»»
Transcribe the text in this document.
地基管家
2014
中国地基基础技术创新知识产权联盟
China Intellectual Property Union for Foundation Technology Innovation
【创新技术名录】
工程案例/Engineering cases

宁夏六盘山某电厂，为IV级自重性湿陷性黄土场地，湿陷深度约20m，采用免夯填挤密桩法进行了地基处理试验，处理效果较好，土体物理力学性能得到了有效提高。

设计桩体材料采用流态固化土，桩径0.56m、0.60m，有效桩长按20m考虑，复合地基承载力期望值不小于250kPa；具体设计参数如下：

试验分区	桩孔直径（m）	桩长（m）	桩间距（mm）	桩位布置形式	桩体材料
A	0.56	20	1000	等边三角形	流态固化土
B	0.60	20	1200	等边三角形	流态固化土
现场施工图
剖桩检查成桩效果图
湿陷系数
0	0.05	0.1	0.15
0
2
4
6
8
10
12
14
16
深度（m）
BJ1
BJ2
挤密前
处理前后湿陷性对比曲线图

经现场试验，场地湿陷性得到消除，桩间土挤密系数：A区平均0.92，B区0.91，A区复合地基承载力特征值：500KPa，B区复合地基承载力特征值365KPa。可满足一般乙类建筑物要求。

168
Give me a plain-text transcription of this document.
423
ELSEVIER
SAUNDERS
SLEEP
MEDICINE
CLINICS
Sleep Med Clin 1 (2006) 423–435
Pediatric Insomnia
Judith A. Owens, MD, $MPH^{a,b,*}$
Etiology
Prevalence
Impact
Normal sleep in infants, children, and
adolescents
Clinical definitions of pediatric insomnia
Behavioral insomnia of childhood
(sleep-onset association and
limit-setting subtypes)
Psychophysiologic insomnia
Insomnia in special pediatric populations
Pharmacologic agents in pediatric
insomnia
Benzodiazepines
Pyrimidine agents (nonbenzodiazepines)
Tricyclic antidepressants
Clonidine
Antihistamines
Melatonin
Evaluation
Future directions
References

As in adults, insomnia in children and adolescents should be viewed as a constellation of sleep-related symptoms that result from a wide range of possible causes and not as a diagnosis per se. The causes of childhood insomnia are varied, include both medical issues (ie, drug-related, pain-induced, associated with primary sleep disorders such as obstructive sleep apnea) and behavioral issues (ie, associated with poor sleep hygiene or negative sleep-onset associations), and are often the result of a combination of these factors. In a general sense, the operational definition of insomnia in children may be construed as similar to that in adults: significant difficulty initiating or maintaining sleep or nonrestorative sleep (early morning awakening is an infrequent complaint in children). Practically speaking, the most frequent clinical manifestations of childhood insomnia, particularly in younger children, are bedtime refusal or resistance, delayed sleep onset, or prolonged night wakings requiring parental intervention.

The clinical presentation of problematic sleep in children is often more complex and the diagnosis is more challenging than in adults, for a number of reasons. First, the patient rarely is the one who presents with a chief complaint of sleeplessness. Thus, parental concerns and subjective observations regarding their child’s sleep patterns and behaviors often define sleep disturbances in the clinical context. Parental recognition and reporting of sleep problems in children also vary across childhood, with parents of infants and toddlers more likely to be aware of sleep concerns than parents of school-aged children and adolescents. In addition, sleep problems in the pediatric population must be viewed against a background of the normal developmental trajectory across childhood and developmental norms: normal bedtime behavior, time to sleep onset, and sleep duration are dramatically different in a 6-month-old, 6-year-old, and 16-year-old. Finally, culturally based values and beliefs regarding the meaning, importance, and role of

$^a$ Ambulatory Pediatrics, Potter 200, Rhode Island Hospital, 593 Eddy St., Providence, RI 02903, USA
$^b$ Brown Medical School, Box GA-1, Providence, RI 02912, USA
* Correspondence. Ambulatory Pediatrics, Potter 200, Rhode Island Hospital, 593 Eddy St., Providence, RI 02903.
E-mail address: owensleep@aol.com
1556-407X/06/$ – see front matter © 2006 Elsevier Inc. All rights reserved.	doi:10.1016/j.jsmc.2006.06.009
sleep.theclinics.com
««
▶ [WHAT YOU HAVE TO DO]: Track down all lines above with the string "Ambulatory" and copy them.

▶ [FINISHED TASK]:
$^a$ Ambulatory Pediatrics, Potter 200, Rhode Island Hospital, 593 Eddy St., Providence, RI 02903, USA
* Correspondence. Ambulatory Pediatrics, Potter 200, Rhode Island Hospital, 593 Eddy St., Providence, RI 02903.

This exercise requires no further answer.